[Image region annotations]
** begin **

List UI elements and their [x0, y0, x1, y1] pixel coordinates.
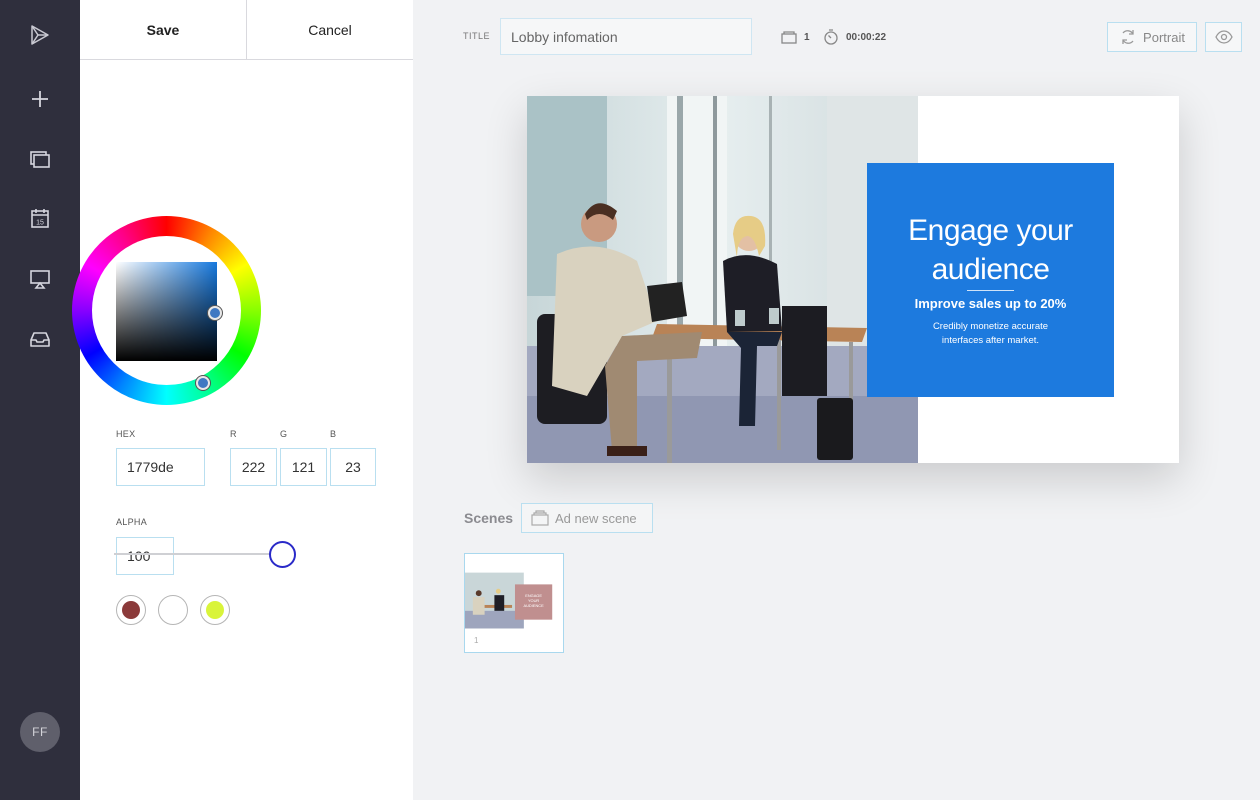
cancel-button[interactable]: Cancel: [247, 0, 413, 59]
duration-value: 00:00:22: [846, 31, 887, 43]
card-body: Credibly monetize accurate interfaces af…: [932, 321, 1049, 346]
presentation-icon[interactable]: [20, 259, 60, 299]
avatar[interactable]: FF: [20, 712, 60, 752]
svg-text:AUDIENCE: AUDIENCE: [524, 603, 545, 608]
alpha-label: ALPHA: [116, 517, 148, 527]
calendar-icon[interactable]: 15: [20, 199, 60, 239]
b-input[interactable]: 23: [330, 448, 376, 486]
stack-icon: [531, 510, 549, 526]
card-subheadline: Improve sales up to 20%: [914, 296, 1067, 311]
alpha-slider-handle[interactable]: [269, 541, 296, 568]
hex-input[interactable]: 1779de: [116, 448, 205, 486]
add-scene-button[interactable]: Ad new scene: [521, 503, 653, 533]
rotate-icon: [1122, 30, 1134, 44]
timer-icon: [824, 29, 838, 45]
card-divider: [967, 290, 1014, 291]
swatch-lime[interactable]: [200, 595, 230, 625]
add-scene-label: Ad new scene: [555, 510, 637, 526]
duration: 00:00:22: [822, 28, 886, 46]
swatch-red[interactable]: [116, 595, 146, 625]
svg-text:15: 15: [36, 220, 44, 227]
b-label: B: [330, 429, 337, 439]
r-input[interactable]: 222: [230, 448, 277, 486]
scene-thumbnail-preview: ENGAGE YOUR AUDIENCE: [465, 572, 562, 629]
logo-icon[interactable]: [20, 15, 60, 55]
orientation-label: Portrait: [1143, 29, 1185, 45]
title-input[interactable]: Lobby infomation: [500, 18, 752, 55]
saturation-picker-handle[interactable]: [208, 306, 222, 320]
swatch-white[interactable]: [158, 595, 188, 625]
color-picker-panel: Save Cancel: [80, 0, 413, 800]
g-input[interactable]: 121: [280, 448, 327, 486]
office-meeting-photo: [527, 96, 918, 463]
inbox-icon[interactable]: [20, 319, 60, 359]
saturation-value-square[interactable]: [116, 262, 217, 361]
card-headline: Engage your audience: [908, 214, 1073, 286]
left-nav: 15 FF: [0, 0, 80, 800]
r-label: R: [230, 429, 237, 439]
preview-button[interactable]: [1205, 22, 1242, 52]
scene-number: 1: [474, 636, 479, 645]
scene-count-value: 1: [804, 31, 810, 43]
stack-icon: [781, 31, 797, 44]
hue-picker-handle[interactable]: [196, 376, 210, 390]
hex-label: HEX: [116, 429, 136, 439]
scene-thumbnail[interactable]: ENGAGE YOUR AUDIENCE 1: [464, 553, 564, 653]
title-label: TITLE: [463, 31, 491, 41]
eye-icon: [1214, 30, 1233, 44]
scene-count: 1: [780, 28, 810, 46]
orientation-button[interactable]: Portrait: [1107, 22, 1197, 52]
plus-icon[interactable]: [20, 79, 60, 119]
g-label: G: [280, 429, 288, 439]
layers-icon[interactable]: [20, 139, 60, 179]
panel-actions: Save Cancel: [80, 0, 413, 60]
headline-card[interactable]: Engage your audience Improve sales up to…: [867, 163, 1114, 397]
alpha-input[interactable]: 100: [116, 537, 174, 575]
slide-canvas[interactable]: Engage your audience Improve sales up to…: [527, 96, 1179, 463]
alpha-slider-track[interactable]: [114, 553, 282, 555]
save-button[interactable]: Save: [80, 0, 247, 59]
scenes-label: Scenes: [464, 510, 514, 526]
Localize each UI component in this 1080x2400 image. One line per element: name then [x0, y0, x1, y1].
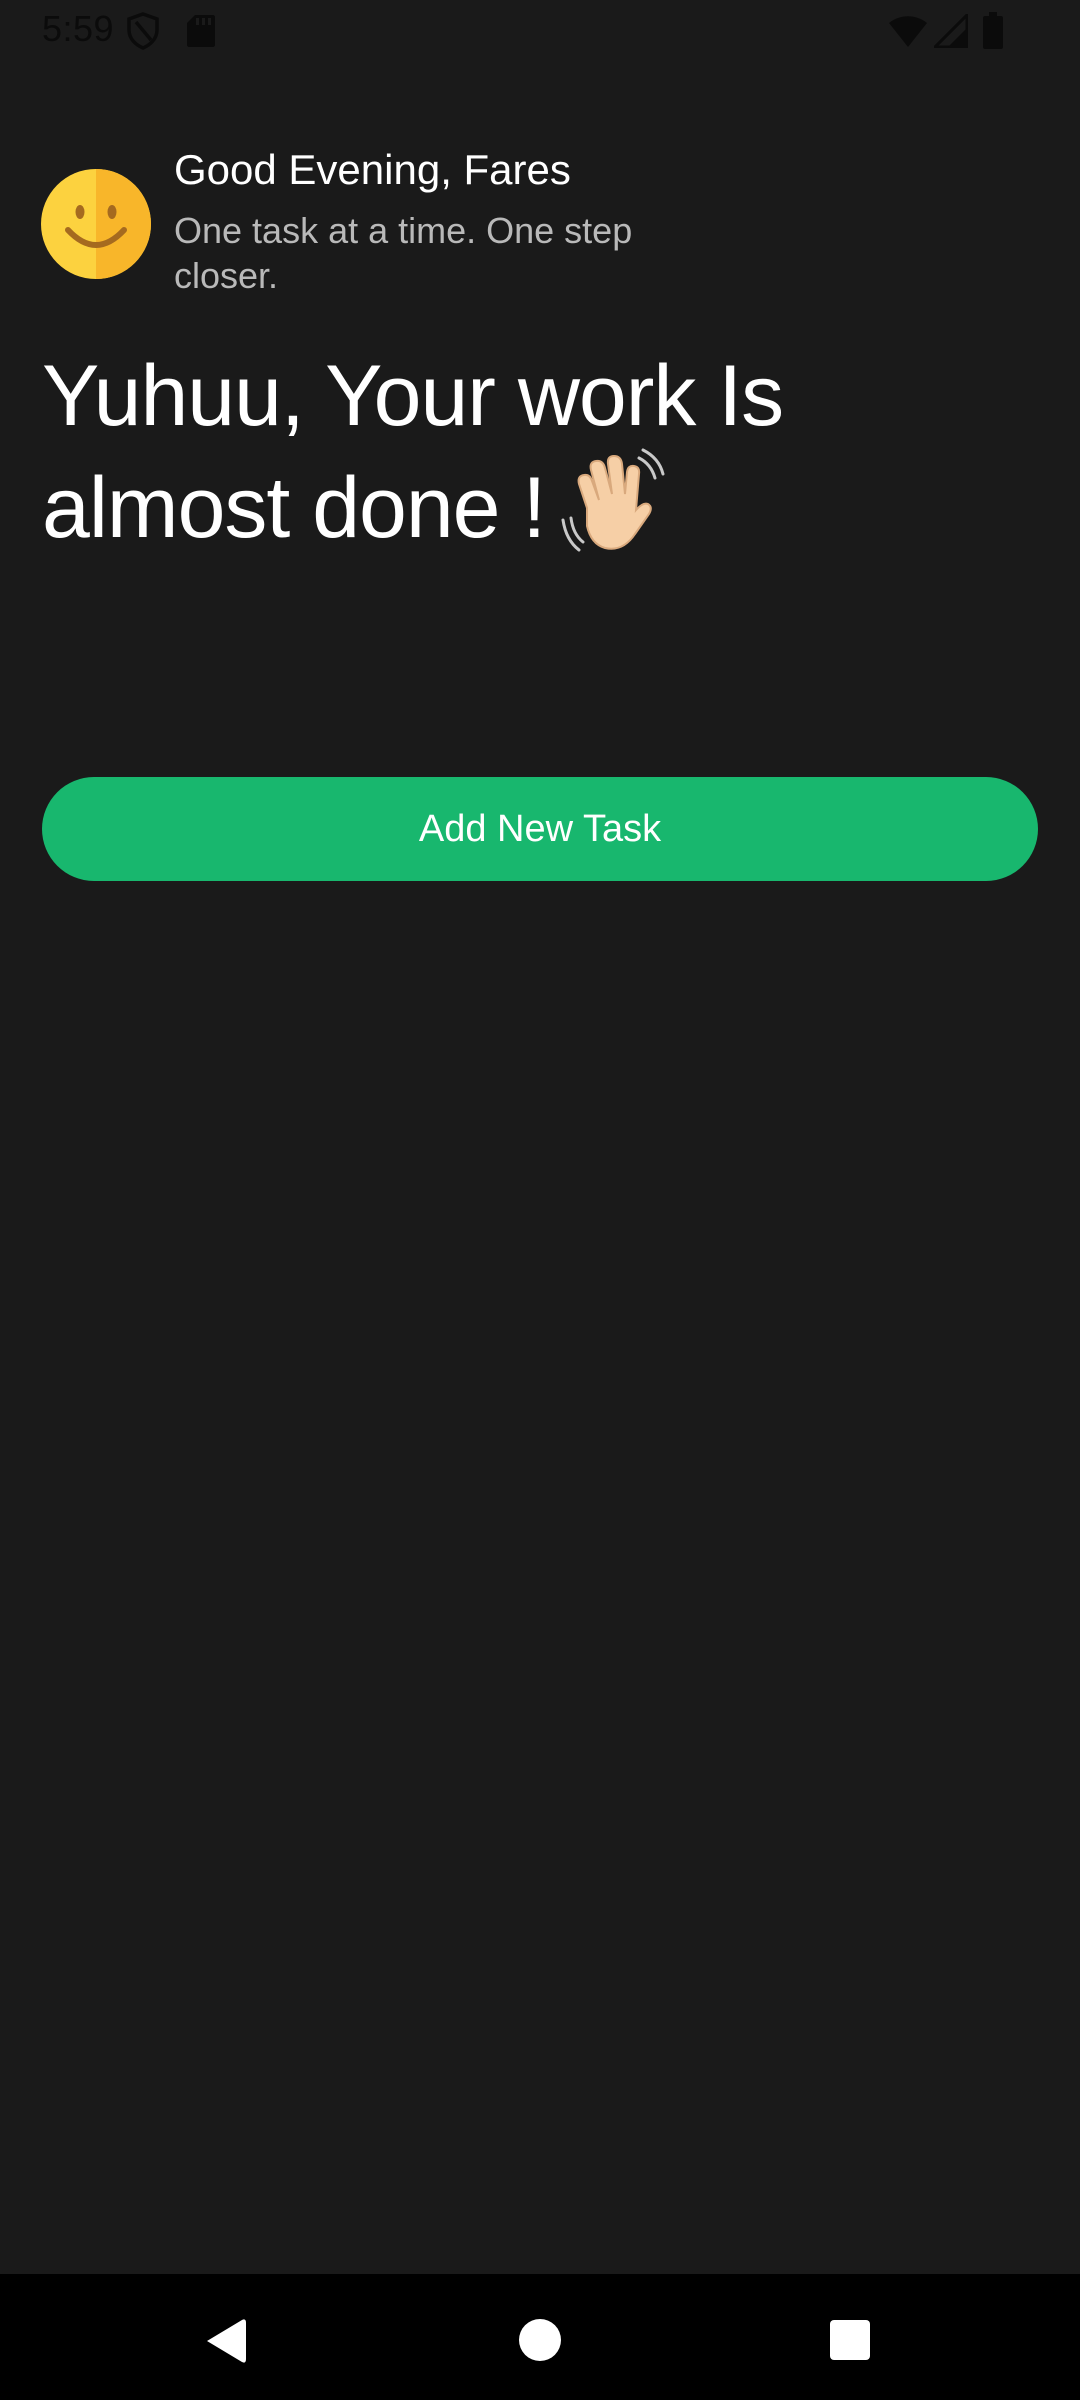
- back-icon[interactable]: [204, 2317, 248, 2365]
- headline-line-2: almost done !: [42, 448, 942, 570]
- recents-icon[interactable]: [830, 2320, 870, 2360]
- sd-card-icon: [187, 15, 215, 47]
- headline-line-2-text: almost done !: [42, 460, 546, 556]
- status-time: 5:59: [42, 8, 115, 49]
- add-new-task-button[interactable]: Add New Task: [42, 777, 1038, 881]
- screen: 5:59 Good Evening, Fares One task at a t…: [0, 0, 1080, 2400]
- status-bar: 5:59: [0, 0, 1080, 64]
- headline-line-1: Yuhuu, Your work Is: [42, 348, 784, 444]
- wifi-icon: [889, 16, 927, 47]
- greeting-text: Good Evening, Fares: [174, 146, 571, 193]
- battery-icon: [983, 12, 1003, 49]
- shield-icon: [127, 12, 159, 50]
- waving-hand-icon: [561, 448, 665, 552]
- smiley-face-icon: [41, 169, 151, 279]
- navigation-bar: [0, 2274, 1080, 2400]
- subtitle-text: One task at a time. One step closer.: [174, 210, 633, 296]
- home-icon[interactable]: [518, 2318, 562, 2362]
- headline: Yuhuu, Your work Is almost done !: [42, 340, 942, 570]
- signal-icon: [934, 14, 968, 48]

** end **

§ **Exercise objective**
Copy out every line of the material above word for word, leaving out the pictures.

§ **Output below**
List UI elements and their [x0, y0, x1, y1] pixel coordinates.
cancel-button[interactable]: Cancel: [247, 0, 413, 59]
duration-value: 00:00:22: [846, 31, 887, 43]
card-body: Credibly monetize accurate interfaces af…: [932, 321, 1049, 346]
presentation-icon[interactable]: [20, 259, 60, 299]
avatar[interactable]: FF: [20, 712, 60, 752]
svg-text:AUDIENCE: AUDIENCE: [524, 603, 545, 608]
alpha-label: ALPHA: [116, 517, 148, 527]
calendar-icon[interactable]: 15: [20, 199, 60, 239]
b-input[interactable]: 23: [330, 448, 376, 486]
stack-icon: [531, 510, 549, 526]
card-subheadline: Improve sales up to 20%: [914, 296, 1067, 311]
alpha-slider-handle[interactable]: [269, 541, 296, 568]
hex-input[interactable]: 1779de: [116, 448, 205, 486]
add-scene-button[interactable]: Ad new scene: [521, 503, 653, 533]
rotate-icon: [1122, 30, 1134, 44]
timer-icon: [824, 29, 838, 45]
card-divider: [967, 290, 1014, 291]
swatch-lime[interactable]: [200, 595, 230, 625]
add-scene-label: Ad new scene: [555, 510, 637, 526]
duration: 00:00:22: [822, 28, 886, 46]
swatch-red[interactable]: [116, 595, 146, 625]
svg-text:15: 15: [36, 220, 44, 227]
b-label: B: [330, 429, 337, 439]
r-input[interactable]: 222: [230, 448, 277, 486]
scene-thumbnail-preview: ENGAGE YOUR AUDIENCE: [465, 572, 562, 629]
logo-icon[interactable]: [20, 15, 60, 55]
orientation-label: Portrait: [1143, 29, 1185, 45]
title-input[interactable]: Lobby infomation: [500, 18, 752, 55]
saturation-picker-handle[interactable]: [208, 306, 222, 320]
swatch-white[interactable]: [158, 595, 188, 625]
color-picker-panel: Save Cancel: [80, 0, 413, 800]
g-input[interactable]: 121: [280, 448, 327, 486]
office-meeting-photo: [527, 96, 918, 463]
inbox-icon[interactable]: [20, 319, 60, 359]
saturation-value-square[interactable]: [116, 262, 217, 361]
card-headline: Engage your audience: [908, 214, 1073, 286]
left-nav: 15 FF: [0, 0, 80, 800]
r-label: R: [230, 429, 237, 439]
preview-button[interactable]: [1205, 22, 1242, 52]
scene-number: 1: [474, 636, 479, 645]
scene-count-value: 1: [804, 31, 810, 43]
stack-icon: [781, 31, 797, 44]
hue-picker-handle[interactable]: [196, 376, 210, 390]
hex-label: HEX: [116, 429, 136, 439]
scene-thumbnail[interactable]: ENGAGE YOUR AUDIENCE 1: [464, 553, 564, 653]
title-label: TITLE: [463, 31, 491, 41]
eye-icon: [1214, 30, 1233, 44]
scene-count: 1: [780, 28, 810, 46]
orientation-button[interactable]: Portrait: [1107, 22, 1197, 52]
plus-icon[interactable]: [20, 79, 60, 119]
g-label: G: [280, 429, 288, 439]
layers-icon[interactable]: [20, 139, 60, 179]
panel-actions: Save Cancel: [80, 0, 413, 60]
headline-card[interactable]: Engage your audience Improve sales up to…: [867, 163, 1114, 397]
alpha-input[interactable]: 100: [116, 537, 174, 575]
slide-canvas[interactable]: Engage your audience Improve sales up to…: [527, 96, 1179, 463]
alpha-slider-track[interactable]: [114, 553, 282, 555]
save-button[interactable]: Save: [80, 0, 247, 59]
scenes-label: Scenes: [464, 510, 514, 526]
Localize each UI component in this 1080x2400 image. One line per element: name then [x0, y0, x1, y1].
- back-icon[interactable]: [204, 2317, 248, 2365]
- headline-line-2: almost done !: [42, 448, 942, 570]
- recents-icon[interactable]: [830, 2320, 870, 2360]
- sd-card-icon: [187, 15, 215, 47]
- headline-line-2-text: almost done !: [42, 460, 546, 556]
- status-time: 5:59: [42, 8, 115, 49]
- add-new-task-button[interactable]: Add New Task: [42, 777, 1038, 881]
- screen: 5:59 Good Evening, Fares One task at a t…: [0, 0, 1080, 2400]
- status-bar: 5:59: [0, 0, 1080, 64]
- headline-line-1: Yuhuu, Your work Is: [42, 348, 784, 444]
- wifi-icon: [889, 16, 927, 47]
- greeting-text: Good Evening, Fares: [174, 146, 571, 193]
- battery-icon: [983, 12, 1003, 49]
- shield-icon: [127, 12, 159, 50]
- waving-hand-icon: [561, 448, 665, 552]
- smiley-face-icon: [41, 169, 151, 279]
- navigation-bar: [0, 2274, 1080, 2400]
- subtitle-text: One task at a time. One step closer.: [174, 210, 633, 296]
- home-icon[interactable]: [518, 2318, 562, 2362]
- headline: Yuhuu, Your work Is almost done !: [42, 340, 942, 570]
- signal-icon: [934, 14, 968, 48]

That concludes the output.